### Written problem
Extract every line below, verbatim.

++++++

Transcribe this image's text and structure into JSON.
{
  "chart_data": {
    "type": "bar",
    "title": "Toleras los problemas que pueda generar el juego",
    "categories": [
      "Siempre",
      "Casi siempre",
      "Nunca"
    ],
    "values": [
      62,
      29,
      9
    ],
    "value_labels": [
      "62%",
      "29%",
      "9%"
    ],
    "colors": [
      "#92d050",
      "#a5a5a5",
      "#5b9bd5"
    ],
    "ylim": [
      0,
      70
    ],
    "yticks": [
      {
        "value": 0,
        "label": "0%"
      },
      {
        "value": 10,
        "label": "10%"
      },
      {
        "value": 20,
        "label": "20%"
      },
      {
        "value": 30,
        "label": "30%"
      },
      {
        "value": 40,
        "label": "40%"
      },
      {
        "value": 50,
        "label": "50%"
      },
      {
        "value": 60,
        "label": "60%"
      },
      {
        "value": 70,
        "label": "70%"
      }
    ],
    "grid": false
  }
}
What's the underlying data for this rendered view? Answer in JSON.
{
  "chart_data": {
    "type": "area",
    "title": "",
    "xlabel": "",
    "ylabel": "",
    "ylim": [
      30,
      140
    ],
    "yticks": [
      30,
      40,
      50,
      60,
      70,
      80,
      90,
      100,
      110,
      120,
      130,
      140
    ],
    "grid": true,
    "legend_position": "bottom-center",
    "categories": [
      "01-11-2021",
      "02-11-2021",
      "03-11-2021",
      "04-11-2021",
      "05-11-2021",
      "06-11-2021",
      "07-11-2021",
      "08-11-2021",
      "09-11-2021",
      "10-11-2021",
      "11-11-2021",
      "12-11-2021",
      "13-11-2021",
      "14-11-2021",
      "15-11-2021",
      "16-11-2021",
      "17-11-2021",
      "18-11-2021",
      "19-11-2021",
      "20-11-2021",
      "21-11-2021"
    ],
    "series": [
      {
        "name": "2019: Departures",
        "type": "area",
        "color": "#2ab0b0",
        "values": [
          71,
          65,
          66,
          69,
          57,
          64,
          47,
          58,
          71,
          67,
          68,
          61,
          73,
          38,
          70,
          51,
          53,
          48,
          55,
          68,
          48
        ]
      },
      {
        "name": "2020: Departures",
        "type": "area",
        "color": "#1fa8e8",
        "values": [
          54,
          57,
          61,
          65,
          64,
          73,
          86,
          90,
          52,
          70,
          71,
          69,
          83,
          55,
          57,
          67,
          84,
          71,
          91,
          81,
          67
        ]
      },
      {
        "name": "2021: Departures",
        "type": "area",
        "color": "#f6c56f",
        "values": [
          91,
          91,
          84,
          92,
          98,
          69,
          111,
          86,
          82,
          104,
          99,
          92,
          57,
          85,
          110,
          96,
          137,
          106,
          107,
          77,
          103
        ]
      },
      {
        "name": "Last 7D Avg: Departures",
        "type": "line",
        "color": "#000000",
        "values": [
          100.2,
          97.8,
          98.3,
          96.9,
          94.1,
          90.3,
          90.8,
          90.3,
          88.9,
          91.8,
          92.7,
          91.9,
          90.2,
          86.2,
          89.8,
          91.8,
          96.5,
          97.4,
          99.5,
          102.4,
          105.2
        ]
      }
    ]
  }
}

++++++

### Solution for this problem
Transcribe this image's text and structure into JSON.
{
  "chart_data": {
    "type": "bar",
    "title": "Toleras los problemas que pueda generar el juego",
    "categories": [
      "Siempre",
      "Casi siempre",
      "Nunca"
    ],
    "values": [
      62,
      29,
      9
    ],
    "value_labels": [
      "62%",
      "29%",
      "9%"
    ],
    "colors": [
      "#92d050",
      "#a5a5a5",
      "#5b9bd5"
    ],
    "ylim": [
      0,
      70
    ],
    "yticks": [
      {
        "value": 0,
        "label": "0%"
      },
      {
        "value": 10,
        "label": "10%"
      },
      {
        "value": 20,
        "label": "20%"
      },
      {
        "value": 30,
        "label": "30%"
      },
      {
        "value": 40,
        "label": "40%"
      },
      {
        "value": 50,
        "label": "50%"
      },
      {
        "value": 60,
        "label": "60%"
      },
      {
        "value": 70,
        "label": "70%"
      }
    ],
    "grid": false
  }
}
What's the underlying data for this rendered view? Answer in JSON.
{
  "chart_data": {
    "type": "area",
    "title": "",
    "xlabel": "",
    "ylabel": "",
    "ylim": [
      30,
      140
    ],
    "yticks": [
      30,
      40,
      50,
      60,
      70,
      80,
      90,
      100,
      110,
      120,
      130,
      140
    ],
    "grid": true,
    "legend_position": "bottom-center",
    "categories": [
      "01-11-2021",
      "02-11-2021",
      "03-11-2021",
      "04-11-2021",
      "05-11-2021",
      "06-11-2021",
      "07-11-2021",
      "08-11-2021",
      "09-11-2021",
      "10-11-2021",
      "11-11-2021",
      "12-11-2021",
      "13-11-2021",
      "14-11-2021",
      "15-11-2021",
      "16-11-2021",
      "17-11-2021",
      "18-11-2021",
      "19-11-2021",
      "20-11-2021",
      "21-11-2021"
    ],
    "series": [
      {
        "name": "2019: Departures",
        "type": "area",
        "color": "#2ab0b0",
        "values": [
          71,
          65,
          66,
          69,
          57,
          64,
          47,
          58,
          71,
          67,
          68,
          61,
          73,
          38,
          70,
          51,
          53,
          48,
          55,
          68,
          48
        ]
      },
      {
        "name": "2020: Departures",
        "type": "area",
        "color": "#1fa8e8",
        "values": [
          54,
          57,
          61,
          65,
          64,
          73,
          86,
          90,
          52,
          70,
          71,
          69,
          83,
          55,
          57,
          67,
          84,
          71,
          91,
          81,
          67
        ]
      },
      {
        "name": "2021: Departures",
        "type": "area",
        "color": "#f6c56f",
        "values": [
          91,
          91,
          84,
          92,
          98,
          69,
          111,
          86,
          82,
          104,
          99,
          92,
          57,
          85,
          110,
          96,
          137,
          106,
          107,
          77,
          103
        ]
      },
      {
        "name": "Last 7D Avg: Departures",
        "type": "line",
        "color": "#000000",
        "values": [
          100.2,
          97.8,
          98.3,
          96.9,
          94.1,
          90.3,
          90.8,
          90.3,
          88.9,
          91.8,
          92.7,
          91.9,
          90.2,
          86.2,
          89.8,
          91.8,
          96.5,
          97.4,
          99.5,
          102.4,
          105.2
        ]
      }
    ]
  }
}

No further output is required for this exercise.